ПИСЬМЕННЫЕ ЗАДАНИЯ:
**a)** Представьте строки записей от строки с «Patent image size: (478, 389).» до строки с «The ABS 418 is at (351, 34).» включительно в виде таблицы Markdown со столбцами «Номер» и «Строка записи», без пустых строк.
**b)** Продолжите интервью о спектакле «Магди» после последней приведённой фразы.

ИСТОЧНИК:
╔══
Но там я Гран‑при не получил... Там всё по тем временам было расписано, и победителем стал болгарин. Очень хороший вокалист. Я ниже на ступенечку оказался, но всё‑таки тоже лауреат. Помню, пел болгарскую песню, сделал из неё балладу а‑ля песня группы Led Zeppelin «Лестница в небо». С выходом, вылетом в очень высокие ноты. И публика стоя аплодировала! После того успеха мне уже дали свой ансамбль, и с ним я начал в том числе исполнять и татарские песни.
ДОЖДЬ ОЧИЩЕНИЯ
– Начав петь на татарском на сцене, вы в итоге создали уникальный музыкально-театрализованный спектакль «Магди», который иногда называют татарской рок-фолк-оперой…
– Да, но это было много позже. Появилась идея создать что‑то значимое на татарском языке, но я не хотел делать обычную программу, где идут песни за песней. Я ведь родился на профессиональной сцене по-настоящему именно в жанре музыкального спектакля, в «Орфее и Эвридике». И своим студентам, ученикам сейчас постоянно говорю: самый великий жанр, где вокалист может себя проявить во всей полноте, – это музыкальный спектакль. Опера, оперетта, мюзикл, рок-опера, сюита, симфонический спектакль… Там, где актёр создаёт уникальный образ.
╚══
РАБОЧИЕ ДАННЫЕ:
╔══
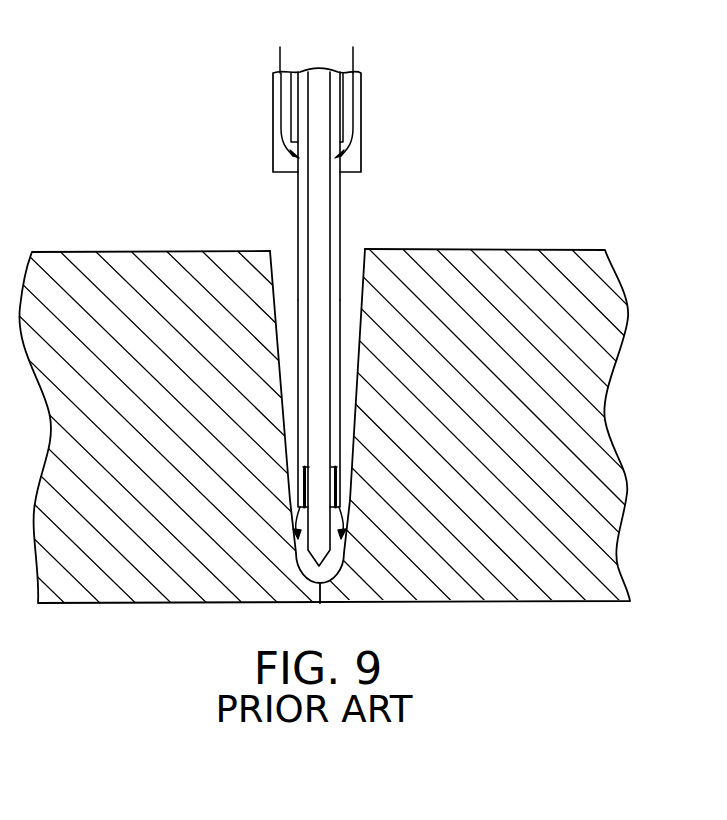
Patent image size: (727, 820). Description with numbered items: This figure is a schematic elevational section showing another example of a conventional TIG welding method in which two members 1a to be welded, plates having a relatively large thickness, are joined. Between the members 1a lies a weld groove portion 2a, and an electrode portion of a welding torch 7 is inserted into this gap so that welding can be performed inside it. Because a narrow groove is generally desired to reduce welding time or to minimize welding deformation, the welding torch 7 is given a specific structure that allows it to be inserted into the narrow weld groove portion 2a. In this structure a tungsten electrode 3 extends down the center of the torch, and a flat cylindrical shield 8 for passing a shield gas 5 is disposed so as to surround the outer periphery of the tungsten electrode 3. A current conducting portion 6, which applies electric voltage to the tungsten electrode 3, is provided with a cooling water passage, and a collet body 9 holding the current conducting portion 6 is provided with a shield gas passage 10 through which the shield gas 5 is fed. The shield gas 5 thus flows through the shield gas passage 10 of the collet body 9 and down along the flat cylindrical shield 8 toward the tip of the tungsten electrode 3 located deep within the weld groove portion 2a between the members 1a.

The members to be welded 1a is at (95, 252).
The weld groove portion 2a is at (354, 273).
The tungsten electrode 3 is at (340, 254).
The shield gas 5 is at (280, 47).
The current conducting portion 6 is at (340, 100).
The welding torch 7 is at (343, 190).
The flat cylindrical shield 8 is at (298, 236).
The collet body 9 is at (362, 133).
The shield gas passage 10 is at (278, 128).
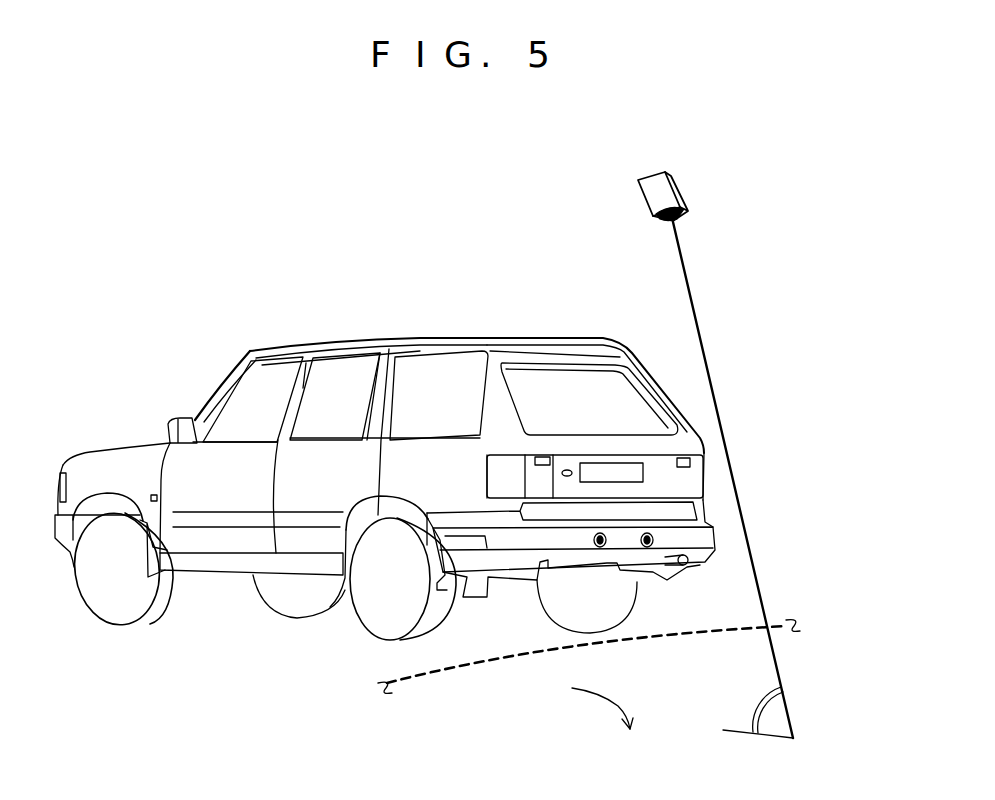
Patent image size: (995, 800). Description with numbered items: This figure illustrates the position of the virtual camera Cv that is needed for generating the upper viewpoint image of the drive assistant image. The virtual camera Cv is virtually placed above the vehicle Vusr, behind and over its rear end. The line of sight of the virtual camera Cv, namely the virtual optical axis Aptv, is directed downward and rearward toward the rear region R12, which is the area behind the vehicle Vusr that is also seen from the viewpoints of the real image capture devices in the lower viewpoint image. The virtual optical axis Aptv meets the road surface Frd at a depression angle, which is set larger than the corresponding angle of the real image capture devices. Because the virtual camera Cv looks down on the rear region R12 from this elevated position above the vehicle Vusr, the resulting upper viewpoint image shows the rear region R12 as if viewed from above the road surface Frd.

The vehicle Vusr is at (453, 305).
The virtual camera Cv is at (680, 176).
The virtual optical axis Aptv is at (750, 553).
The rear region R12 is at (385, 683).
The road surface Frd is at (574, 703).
╚══
╔══
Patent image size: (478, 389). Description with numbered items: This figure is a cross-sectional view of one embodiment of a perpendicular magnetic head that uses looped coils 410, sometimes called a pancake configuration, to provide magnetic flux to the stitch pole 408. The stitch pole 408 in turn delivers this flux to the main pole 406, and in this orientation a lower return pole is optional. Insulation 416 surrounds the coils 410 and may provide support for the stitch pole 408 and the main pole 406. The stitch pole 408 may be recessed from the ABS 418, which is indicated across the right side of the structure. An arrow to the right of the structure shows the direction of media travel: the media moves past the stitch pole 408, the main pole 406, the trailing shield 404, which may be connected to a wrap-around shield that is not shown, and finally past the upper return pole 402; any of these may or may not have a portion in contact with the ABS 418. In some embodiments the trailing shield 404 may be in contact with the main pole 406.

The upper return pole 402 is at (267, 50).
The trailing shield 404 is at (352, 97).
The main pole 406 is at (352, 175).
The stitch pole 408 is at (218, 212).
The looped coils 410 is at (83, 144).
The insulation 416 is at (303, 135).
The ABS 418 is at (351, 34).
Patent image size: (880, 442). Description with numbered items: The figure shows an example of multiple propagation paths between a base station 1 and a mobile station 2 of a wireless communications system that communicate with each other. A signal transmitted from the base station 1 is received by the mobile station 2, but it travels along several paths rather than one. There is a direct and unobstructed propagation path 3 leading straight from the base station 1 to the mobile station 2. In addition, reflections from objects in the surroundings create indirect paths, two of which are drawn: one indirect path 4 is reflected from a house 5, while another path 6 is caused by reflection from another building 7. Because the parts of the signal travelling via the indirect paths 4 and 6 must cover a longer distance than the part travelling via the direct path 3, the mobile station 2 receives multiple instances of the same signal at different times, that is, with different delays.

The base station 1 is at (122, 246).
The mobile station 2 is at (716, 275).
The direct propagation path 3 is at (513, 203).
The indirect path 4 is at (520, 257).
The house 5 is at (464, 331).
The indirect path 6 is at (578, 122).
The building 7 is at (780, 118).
╚══
╔══
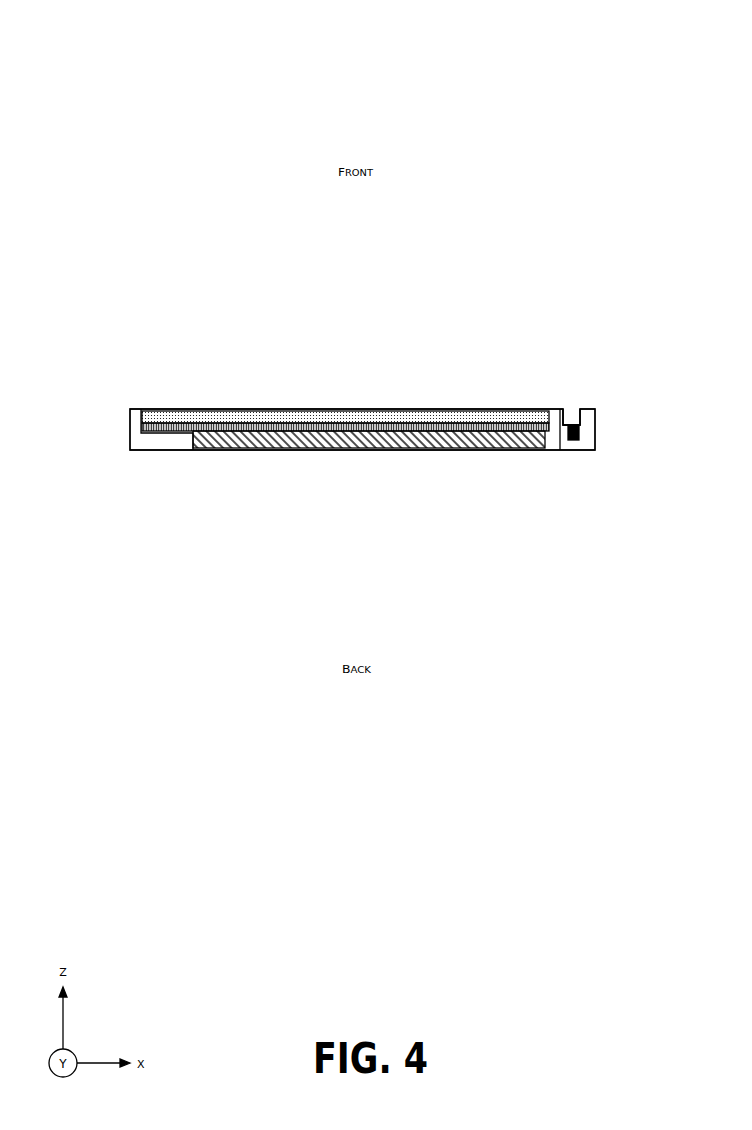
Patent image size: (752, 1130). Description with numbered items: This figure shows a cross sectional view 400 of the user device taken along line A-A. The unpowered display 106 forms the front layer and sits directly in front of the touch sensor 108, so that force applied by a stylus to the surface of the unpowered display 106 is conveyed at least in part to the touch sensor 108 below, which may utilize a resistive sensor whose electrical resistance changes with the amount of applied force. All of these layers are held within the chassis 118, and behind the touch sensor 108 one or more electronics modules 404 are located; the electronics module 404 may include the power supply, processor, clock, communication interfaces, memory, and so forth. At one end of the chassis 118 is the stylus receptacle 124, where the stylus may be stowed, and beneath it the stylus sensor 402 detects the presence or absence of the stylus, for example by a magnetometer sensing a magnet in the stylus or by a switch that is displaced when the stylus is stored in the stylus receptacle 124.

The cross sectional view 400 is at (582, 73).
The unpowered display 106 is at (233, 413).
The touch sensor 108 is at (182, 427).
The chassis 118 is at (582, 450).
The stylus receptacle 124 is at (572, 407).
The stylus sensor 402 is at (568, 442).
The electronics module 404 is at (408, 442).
╚══
ОТВЕТЫ К УПРАЖНЕНИЯМ:
**a)**
| Номер | Строка записи |
|---|---|
| 1 | Patent image size: (478, 389). Description with numbered items: This figure is a cross-sectional view of one embodiment of a perpendicular magnetic head that uses looped coils 410, sometimes called a pancake configuration, to provide magnetic flux to the stitch pole 408. The stitch pole 408 in turn delivers this flux to the main pole 406, and in this orientation a lower return pole is optional. Insulation 416 surrounds the coils 410 and may provide support for the stitch pole 408 and the main pole 406. The stitch pole 408 may be recessed from the ABS 418, which is indicated across the right side of the structure. An arrow to the right of the structure shows the direction of media travel: the media moves past the stitch pole 408, the main pole 406, the trailing shield 404, which may be connected to a wrap-around shield that is not shown, and finally past the upper return pole 402; any of these may or may not have a portion in contact with the ABS 418. In some embodiments the trailing shield 404 may be in contact with the main pole 406. |
| 2 | The upper return pole 402 is at (267, 50). |
| 3 | The trailing shield 404 is at (352, 97). |
| 4 | The main pole 406 is at (352, 175). |
| 5 | The stitch pole 408 is at (218, 212). |
| 6 | The looped coils 410 is at (83, 144). |
| 7 | The insulation 416 is at (303, 135). |
| 8 | The ABS 418 is at (351, 34). |

**b)**
Поэтому и тут у меня была цель сделать не просто концерт, а что‑то сюжетное. Хотелось, чтобы основой сюжета были народные татарские песни. Хотелось возвращения к корням. В итоге спектакль наш начинался с первой суры Корана – «Во имя Аллаха всемилостивого и милосердного…» И затем появлялся некий странник в пространстве и времени, который мысленно возвращался на тысячу лет назад, во времена Великого Болгара, и была показана тысячелетняя история народа. По сути это был моноспектакль. Моно-рок-фолк-опера.
С отцом, 1983 г.
Моя главная задача была сначала – записать виниловый диск. И он получился. Весь материал был записан на студии Виктором Диновым. Потом возникла идея сделать клиповый фильм, чтобы каждый номер из спектакля в нём существовал самостоятельно. А мой друг, режиссёр телевидения Леонид Александренко, к которому я обратился с этой идеей, сказал, что «Магди» надо ставить на сцене.
А как? Деньги нужны… Он говорит: «Иди в мечеть». Так я встретился с Равилем-хазратом Гайнутдином. Он послушал весь материал и был в восторге: «Это потрясающе! Это может оказаться лучшим подарком к великому событию!» Я говорю: «К какому событию?» – «Как, вы не знаете?..»
Оказалось, приближалось 1100‑летие принятия ислама по хиджре. То есть бывает, что люди пишут произведения специально к какой‑то дате, а я даже не знал об этом. И Равиль-хазрат сказал: «Это ещё больше увеличивает значимость вашей работы. Просто Аллах вам это послал!»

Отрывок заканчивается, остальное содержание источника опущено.